TASK DIRECTIONS: Find "Read the values" in the material below, then copy that line and every subsequent line to the end, exactly.

DATA FOR THIS EXERCISE:
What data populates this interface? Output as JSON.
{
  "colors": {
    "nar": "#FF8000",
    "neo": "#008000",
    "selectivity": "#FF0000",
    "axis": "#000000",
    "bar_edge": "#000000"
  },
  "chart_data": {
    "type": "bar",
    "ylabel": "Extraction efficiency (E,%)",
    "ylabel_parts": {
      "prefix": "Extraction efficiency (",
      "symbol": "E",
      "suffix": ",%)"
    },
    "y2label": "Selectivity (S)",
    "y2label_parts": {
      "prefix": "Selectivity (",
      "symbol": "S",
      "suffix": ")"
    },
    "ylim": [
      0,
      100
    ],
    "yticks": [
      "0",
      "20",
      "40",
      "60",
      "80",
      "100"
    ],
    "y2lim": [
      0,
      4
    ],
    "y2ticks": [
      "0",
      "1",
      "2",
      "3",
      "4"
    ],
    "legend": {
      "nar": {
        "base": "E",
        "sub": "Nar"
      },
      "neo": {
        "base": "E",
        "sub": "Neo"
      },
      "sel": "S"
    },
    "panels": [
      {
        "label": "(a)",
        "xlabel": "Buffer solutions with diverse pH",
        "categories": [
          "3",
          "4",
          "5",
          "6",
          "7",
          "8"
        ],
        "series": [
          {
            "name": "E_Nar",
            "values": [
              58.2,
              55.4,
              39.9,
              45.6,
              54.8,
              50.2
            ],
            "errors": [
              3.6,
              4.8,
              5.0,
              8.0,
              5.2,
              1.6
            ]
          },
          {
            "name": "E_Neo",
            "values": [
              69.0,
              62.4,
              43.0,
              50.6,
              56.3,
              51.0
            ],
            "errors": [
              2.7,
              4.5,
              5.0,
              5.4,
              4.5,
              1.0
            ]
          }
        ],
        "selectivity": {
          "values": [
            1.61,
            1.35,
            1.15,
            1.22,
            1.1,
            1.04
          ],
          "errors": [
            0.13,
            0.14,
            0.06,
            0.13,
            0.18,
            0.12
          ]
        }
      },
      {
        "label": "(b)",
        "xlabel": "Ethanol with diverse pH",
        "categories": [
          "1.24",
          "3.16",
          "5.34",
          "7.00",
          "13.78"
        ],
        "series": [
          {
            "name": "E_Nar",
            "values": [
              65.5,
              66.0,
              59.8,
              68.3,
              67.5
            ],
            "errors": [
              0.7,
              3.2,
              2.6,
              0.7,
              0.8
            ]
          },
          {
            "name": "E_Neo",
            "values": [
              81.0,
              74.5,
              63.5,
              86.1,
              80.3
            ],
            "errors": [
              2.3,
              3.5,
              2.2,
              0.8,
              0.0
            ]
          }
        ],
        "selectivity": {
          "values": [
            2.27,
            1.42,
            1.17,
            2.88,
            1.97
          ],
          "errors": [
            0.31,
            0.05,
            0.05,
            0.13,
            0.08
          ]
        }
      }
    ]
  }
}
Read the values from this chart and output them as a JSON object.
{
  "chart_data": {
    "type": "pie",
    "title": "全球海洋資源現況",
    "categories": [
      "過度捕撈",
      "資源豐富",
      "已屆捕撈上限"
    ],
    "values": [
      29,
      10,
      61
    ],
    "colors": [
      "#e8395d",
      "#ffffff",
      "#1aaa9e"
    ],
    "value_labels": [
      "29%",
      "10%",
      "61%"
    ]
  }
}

WRITTEN REPLY:
Read the values from this chart and output them as a JSON object.
{
  "chart_data": {
    "type": "pie",
    "title": "全球海洋資源現況",
    "categories": [
      "過度捕撈",
      "資源豐富",
      "已屆捕撈上限"
    ],
    "values": [
      29,
      10,
      61
    ],
    "colors": [
      "#e8395d",
      "#ffffff",
      "#1aaa9e"
    ],
    "value_labels": [
      "29%",
      "10%",
      "61%"
    ]
  }
}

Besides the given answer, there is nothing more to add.